**Work instruction**: Could you copy the passage on Robert Ellis Dudgeon word for word, starting at "Robert Ellis Dudgeon wrote" and ending at "Hahnemann’s Lesser Writing."?

** Excerpt follows **

Robert Ellis Dudgeon practiced at the London Homeopathic Hospital and specialised in Optics.
Robert Ellis Dudgeon wrote Pathogenetic Cyclopaedia 1839, Cure of Pannus by Innoculation, London and Edinburgh Journal of Medical Science 1844, Hahnemann’s Organon, 1849, Lectures on the Theory & Practice of Homeopathy, 1853, Homeopathic Treatment and Prevention of Asiatic Cholera 1847, Hahnemann’s Therapeutic Hints 1847, On Subaqueous Vision, Philosophical Magazine, 1871, The Influence of Homeopathy on General Medical Practice Since the Death of Hahnemann 1874, Repertory of the Homeopathic Materia Medica, 2 vols 1878-81, The Human Eye Its Optical Construction, 1878, Hahnemann’s Materia Medica Pura, 1880, The Sphygmograph, 1882, Materia Medica: Physiological and Applied 1884, Hahnemann the Founder of Scientific Therapeutics 1882, Hahnemann’s Organon 1893 5th Edition, Prolongation of Life 1900, Hahnemann’s Lesser Writing.

** End of Excerpt **
** Source information follows **

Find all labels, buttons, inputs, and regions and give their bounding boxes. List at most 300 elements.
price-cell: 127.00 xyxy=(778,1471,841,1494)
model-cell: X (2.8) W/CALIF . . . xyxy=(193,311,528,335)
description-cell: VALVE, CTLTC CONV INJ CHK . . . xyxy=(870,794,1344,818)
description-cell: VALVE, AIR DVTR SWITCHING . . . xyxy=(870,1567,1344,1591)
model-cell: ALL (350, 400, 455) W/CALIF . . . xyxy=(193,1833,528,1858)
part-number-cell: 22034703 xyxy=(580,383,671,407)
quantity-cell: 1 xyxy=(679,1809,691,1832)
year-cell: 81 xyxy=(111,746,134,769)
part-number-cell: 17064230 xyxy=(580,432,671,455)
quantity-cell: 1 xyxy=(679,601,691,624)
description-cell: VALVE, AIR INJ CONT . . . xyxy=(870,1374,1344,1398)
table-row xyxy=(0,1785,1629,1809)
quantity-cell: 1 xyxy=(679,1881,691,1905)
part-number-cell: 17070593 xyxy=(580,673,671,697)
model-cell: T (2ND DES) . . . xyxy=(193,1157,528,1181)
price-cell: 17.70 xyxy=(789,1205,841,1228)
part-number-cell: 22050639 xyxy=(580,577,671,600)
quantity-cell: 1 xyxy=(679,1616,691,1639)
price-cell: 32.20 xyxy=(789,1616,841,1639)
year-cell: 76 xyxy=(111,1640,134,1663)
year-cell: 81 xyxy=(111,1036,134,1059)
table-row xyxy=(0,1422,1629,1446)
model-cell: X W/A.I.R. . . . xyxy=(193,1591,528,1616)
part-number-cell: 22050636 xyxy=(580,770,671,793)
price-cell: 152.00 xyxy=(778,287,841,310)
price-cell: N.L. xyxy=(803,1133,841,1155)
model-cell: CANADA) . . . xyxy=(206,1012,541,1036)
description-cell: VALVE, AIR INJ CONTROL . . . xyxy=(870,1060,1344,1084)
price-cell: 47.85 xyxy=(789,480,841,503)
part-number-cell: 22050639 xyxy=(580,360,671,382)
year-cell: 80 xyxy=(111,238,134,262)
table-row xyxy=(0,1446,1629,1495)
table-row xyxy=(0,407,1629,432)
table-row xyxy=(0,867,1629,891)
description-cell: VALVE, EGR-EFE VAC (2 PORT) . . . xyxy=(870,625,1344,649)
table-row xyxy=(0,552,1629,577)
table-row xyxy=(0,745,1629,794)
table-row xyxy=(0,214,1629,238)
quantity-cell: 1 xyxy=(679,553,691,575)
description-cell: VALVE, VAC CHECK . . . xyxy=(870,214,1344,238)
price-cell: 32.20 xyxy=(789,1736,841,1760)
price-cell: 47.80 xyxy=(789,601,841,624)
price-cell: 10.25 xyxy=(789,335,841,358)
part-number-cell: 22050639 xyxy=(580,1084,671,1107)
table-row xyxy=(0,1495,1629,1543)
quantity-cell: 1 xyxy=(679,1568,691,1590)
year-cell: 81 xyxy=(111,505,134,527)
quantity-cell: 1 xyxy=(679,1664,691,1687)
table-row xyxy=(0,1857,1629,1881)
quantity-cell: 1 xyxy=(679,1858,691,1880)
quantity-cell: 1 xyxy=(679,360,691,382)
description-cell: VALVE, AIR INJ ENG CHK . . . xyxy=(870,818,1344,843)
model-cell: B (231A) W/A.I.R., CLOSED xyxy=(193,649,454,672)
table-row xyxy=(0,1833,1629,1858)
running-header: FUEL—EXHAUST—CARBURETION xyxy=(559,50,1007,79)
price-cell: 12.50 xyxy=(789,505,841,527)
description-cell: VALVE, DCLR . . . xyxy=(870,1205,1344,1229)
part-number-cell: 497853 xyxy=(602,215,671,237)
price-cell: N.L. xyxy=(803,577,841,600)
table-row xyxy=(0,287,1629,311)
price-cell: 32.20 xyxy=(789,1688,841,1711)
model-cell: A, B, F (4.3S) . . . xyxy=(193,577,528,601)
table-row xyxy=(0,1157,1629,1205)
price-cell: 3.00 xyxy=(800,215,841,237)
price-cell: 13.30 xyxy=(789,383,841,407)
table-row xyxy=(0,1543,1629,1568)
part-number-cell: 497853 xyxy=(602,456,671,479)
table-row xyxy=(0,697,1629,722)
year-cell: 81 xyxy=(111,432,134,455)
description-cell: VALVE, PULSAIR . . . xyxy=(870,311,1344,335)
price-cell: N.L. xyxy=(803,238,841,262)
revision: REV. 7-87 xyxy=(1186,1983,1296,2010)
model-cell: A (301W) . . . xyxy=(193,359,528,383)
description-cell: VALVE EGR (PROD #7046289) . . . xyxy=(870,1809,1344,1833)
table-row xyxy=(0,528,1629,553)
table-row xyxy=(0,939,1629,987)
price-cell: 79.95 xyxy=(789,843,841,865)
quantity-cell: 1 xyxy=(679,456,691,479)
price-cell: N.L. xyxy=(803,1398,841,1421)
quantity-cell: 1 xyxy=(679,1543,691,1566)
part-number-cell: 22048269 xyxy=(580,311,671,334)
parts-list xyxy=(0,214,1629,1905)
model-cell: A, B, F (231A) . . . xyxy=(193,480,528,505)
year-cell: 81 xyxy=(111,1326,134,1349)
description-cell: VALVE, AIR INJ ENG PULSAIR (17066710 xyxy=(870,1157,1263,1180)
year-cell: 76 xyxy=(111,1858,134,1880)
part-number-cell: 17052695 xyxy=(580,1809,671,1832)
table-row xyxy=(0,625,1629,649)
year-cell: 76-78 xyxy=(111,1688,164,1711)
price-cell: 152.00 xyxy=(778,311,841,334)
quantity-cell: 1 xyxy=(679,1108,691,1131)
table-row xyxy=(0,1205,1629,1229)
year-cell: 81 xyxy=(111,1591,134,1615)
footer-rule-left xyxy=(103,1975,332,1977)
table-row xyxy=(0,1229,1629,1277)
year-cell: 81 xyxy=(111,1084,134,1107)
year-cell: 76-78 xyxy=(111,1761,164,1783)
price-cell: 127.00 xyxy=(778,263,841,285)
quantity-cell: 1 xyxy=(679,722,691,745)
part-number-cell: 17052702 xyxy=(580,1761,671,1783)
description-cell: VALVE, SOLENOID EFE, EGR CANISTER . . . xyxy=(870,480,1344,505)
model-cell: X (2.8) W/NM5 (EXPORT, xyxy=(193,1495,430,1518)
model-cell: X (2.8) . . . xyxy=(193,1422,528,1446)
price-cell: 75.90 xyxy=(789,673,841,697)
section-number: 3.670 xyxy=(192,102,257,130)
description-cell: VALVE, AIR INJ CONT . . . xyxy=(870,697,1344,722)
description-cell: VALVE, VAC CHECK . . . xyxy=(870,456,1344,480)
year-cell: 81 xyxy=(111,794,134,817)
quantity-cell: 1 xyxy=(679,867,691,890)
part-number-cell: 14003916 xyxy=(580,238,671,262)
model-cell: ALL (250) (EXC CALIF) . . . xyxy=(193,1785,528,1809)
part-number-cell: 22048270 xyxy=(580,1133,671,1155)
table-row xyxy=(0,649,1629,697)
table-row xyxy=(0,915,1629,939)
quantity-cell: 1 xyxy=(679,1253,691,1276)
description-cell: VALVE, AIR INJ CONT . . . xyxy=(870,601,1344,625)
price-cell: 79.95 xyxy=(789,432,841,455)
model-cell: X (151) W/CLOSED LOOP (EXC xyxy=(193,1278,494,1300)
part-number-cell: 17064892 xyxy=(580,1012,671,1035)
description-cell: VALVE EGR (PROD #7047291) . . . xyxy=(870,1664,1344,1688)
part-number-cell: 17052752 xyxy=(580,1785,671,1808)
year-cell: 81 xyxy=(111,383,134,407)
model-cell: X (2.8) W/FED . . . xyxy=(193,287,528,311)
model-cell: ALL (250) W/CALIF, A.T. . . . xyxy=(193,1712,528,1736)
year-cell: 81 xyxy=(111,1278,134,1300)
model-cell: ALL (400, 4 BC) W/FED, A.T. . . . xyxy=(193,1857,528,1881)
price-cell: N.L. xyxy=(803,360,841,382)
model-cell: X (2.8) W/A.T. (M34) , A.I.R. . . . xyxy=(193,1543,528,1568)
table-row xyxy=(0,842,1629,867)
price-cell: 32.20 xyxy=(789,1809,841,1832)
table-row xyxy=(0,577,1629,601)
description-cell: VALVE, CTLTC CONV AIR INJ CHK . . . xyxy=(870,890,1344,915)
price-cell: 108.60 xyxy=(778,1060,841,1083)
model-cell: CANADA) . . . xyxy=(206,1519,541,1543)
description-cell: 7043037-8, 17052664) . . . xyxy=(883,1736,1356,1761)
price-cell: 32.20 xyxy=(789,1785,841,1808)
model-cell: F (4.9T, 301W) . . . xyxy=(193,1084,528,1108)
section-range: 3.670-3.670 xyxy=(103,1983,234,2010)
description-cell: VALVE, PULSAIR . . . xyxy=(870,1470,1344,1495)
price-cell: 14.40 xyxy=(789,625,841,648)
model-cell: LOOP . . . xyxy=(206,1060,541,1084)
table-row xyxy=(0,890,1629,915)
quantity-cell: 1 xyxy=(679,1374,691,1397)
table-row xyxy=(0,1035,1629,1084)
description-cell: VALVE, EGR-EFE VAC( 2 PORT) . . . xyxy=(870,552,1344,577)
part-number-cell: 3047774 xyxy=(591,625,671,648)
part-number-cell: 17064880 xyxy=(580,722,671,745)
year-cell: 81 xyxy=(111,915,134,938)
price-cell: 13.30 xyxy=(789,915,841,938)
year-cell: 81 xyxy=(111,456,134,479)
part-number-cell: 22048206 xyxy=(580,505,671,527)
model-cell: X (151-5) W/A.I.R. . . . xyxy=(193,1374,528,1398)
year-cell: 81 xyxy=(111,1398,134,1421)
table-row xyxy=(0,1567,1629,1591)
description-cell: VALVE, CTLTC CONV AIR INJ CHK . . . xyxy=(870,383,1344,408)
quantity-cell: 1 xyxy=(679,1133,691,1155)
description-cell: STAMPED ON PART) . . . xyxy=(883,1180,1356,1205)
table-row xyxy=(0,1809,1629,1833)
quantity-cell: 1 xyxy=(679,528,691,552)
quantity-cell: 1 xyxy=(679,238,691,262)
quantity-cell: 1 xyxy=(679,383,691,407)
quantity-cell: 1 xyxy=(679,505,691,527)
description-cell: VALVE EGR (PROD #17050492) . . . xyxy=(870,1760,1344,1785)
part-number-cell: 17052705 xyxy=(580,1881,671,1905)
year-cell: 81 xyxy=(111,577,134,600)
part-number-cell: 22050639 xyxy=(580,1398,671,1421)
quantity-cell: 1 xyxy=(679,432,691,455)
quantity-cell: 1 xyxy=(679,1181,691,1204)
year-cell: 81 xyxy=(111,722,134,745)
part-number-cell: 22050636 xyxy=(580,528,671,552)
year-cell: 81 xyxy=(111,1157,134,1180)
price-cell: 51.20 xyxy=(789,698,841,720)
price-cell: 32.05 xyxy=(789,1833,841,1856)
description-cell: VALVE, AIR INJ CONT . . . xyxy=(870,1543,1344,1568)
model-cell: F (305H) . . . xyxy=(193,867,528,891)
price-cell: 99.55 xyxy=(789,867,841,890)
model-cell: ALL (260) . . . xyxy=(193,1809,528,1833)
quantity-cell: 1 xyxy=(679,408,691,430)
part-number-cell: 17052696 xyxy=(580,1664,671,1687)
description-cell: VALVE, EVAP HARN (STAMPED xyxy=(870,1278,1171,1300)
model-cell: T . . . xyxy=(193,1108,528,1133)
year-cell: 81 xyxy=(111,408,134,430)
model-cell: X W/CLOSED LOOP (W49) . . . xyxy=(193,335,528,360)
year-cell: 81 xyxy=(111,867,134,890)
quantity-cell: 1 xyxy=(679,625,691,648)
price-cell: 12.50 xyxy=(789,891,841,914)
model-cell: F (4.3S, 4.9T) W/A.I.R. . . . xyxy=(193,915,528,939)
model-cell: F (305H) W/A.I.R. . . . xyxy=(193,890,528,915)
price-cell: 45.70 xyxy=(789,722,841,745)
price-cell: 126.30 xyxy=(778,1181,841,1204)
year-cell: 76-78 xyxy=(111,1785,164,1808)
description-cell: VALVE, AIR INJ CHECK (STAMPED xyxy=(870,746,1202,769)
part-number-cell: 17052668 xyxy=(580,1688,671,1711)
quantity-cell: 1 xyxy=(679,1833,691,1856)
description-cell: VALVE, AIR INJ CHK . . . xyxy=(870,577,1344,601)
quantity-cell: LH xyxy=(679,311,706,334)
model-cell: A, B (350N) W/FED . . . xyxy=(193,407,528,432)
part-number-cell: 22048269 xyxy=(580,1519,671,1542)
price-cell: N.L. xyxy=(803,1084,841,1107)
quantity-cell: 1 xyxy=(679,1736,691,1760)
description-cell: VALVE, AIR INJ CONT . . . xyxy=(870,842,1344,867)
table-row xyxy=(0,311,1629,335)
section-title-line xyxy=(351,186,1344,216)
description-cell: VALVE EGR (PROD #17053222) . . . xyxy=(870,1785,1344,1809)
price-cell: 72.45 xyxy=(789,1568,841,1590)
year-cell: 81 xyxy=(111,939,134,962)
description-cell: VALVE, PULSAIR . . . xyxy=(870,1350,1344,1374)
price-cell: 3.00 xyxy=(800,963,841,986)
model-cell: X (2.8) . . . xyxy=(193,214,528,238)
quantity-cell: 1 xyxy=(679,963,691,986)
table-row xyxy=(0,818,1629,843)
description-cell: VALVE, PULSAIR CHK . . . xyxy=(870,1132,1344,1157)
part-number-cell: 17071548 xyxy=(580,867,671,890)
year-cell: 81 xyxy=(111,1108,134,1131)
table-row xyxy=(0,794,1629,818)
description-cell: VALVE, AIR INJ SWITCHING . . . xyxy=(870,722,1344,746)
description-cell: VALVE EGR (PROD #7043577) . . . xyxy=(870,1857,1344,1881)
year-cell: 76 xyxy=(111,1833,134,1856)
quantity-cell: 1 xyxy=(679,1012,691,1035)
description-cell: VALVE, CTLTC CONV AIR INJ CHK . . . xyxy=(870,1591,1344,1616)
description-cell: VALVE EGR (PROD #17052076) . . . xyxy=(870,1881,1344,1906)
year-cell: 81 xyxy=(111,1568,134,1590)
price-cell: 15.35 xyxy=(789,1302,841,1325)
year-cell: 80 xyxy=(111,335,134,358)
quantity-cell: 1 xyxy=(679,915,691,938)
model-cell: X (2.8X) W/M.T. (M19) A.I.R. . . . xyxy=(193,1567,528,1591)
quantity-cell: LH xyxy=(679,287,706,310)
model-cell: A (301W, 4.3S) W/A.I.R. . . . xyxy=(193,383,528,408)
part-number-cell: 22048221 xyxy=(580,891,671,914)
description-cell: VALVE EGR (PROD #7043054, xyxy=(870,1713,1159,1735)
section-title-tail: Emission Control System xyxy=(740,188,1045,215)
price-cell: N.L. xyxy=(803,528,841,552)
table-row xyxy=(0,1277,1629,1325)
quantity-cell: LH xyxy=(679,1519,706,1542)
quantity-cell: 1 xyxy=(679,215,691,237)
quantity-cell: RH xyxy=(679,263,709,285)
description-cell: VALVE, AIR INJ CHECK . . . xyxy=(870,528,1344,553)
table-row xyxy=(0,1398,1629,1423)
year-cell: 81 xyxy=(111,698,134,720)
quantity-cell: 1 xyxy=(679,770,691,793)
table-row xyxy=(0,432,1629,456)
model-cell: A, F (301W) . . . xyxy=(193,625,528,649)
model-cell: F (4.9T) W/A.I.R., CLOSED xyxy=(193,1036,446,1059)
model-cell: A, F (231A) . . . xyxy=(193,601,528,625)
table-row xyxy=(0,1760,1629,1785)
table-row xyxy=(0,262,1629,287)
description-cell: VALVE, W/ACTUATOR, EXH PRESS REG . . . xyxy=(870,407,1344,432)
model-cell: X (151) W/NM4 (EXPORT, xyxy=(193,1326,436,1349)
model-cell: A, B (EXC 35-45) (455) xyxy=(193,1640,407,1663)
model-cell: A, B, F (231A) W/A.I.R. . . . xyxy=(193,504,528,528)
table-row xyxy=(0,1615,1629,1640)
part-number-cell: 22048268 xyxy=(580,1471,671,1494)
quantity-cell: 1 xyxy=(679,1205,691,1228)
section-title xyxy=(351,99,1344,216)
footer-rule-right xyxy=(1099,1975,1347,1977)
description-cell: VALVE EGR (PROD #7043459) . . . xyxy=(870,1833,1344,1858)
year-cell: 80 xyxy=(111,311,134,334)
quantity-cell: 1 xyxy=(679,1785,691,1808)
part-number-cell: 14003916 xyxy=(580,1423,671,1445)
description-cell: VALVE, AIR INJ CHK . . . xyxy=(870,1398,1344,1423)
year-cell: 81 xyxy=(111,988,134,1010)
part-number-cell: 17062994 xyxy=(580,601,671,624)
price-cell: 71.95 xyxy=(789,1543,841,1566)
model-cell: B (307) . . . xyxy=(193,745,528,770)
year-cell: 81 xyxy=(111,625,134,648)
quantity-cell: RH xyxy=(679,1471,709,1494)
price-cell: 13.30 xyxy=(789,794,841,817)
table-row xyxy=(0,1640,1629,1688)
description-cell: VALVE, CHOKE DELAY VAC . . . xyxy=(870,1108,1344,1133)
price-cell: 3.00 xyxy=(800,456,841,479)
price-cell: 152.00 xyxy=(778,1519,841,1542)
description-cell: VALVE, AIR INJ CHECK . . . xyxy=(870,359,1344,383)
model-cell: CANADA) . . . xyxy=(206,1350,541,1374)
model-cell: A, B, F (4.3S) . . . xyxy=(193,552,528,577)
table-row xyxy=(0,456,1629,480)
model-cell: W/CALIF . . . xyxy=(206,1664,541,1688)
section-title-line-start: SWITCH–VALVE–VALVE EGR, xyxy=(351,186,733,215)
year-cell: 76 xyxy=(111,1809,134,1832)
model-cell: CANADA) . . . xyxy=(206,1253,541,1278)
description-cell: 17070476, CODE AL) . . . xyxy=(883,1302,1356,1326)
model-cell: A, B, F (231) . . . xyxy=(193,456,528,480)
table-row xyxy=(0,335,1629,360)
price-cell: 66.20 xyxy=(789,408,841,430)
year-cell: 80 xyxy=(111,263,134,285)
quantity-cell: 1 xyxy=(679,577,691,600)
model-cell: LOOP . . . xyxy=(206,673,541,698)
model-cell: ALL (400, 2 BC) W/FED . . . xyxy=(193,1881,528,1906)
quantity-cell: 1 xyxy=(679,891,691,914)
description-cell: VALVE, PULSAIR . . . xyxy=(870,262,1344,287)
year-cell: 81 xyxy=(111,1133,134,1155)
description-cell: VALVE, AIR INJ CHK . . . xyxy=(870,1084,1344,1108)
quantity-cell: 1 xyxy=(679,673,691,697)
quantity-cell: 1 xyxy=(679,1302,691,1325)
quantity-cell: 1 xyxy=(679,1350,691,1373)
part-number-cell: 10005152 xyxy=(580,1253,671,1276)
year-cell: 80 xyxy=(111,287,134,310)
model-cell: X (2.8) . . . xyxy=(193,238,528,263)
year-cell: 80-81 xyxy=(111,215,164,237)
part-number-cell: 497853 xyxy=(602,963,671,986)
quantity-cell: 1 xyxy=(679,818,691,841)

** End of Source information **

**Output**:
Robert Ellis Dudgeon wrote Pathogenetic Cyclopaedia 1839, Cure of Pannus by Innoculation, London and Edinburgh Journal of Medical Science 1844, Hahnemann’s Organon, 1849, Lectures on the Theory & Practice of Homeopathy, 1853, Homeopathic Treatment and Prevention of Asiatic Cholera 1847, Hahnemann’s Therapeutic Hints 1847, On Subaqueous Vision, Philosophical Magazine, 1871, The Influence of Homeopathy on General Medical Practice Since the Death of Hahnemann 1874, Repertory of the Homeopathic Materia Medica, 2 vols 1878-81, The Human Eye Its Optical Construction, 1878, Hahnemann’s Materia Medica Pura, 1880, The Sphygmograph, 1882, Materia Medica: Physiological and Applied 1884, Hahnemann the Founder of Scientific Therapeutics 1882, Hahnemann’s Organon 1893 5th Edition, Prolongation of Life 1900, Hahnemann’s Lesser Writing.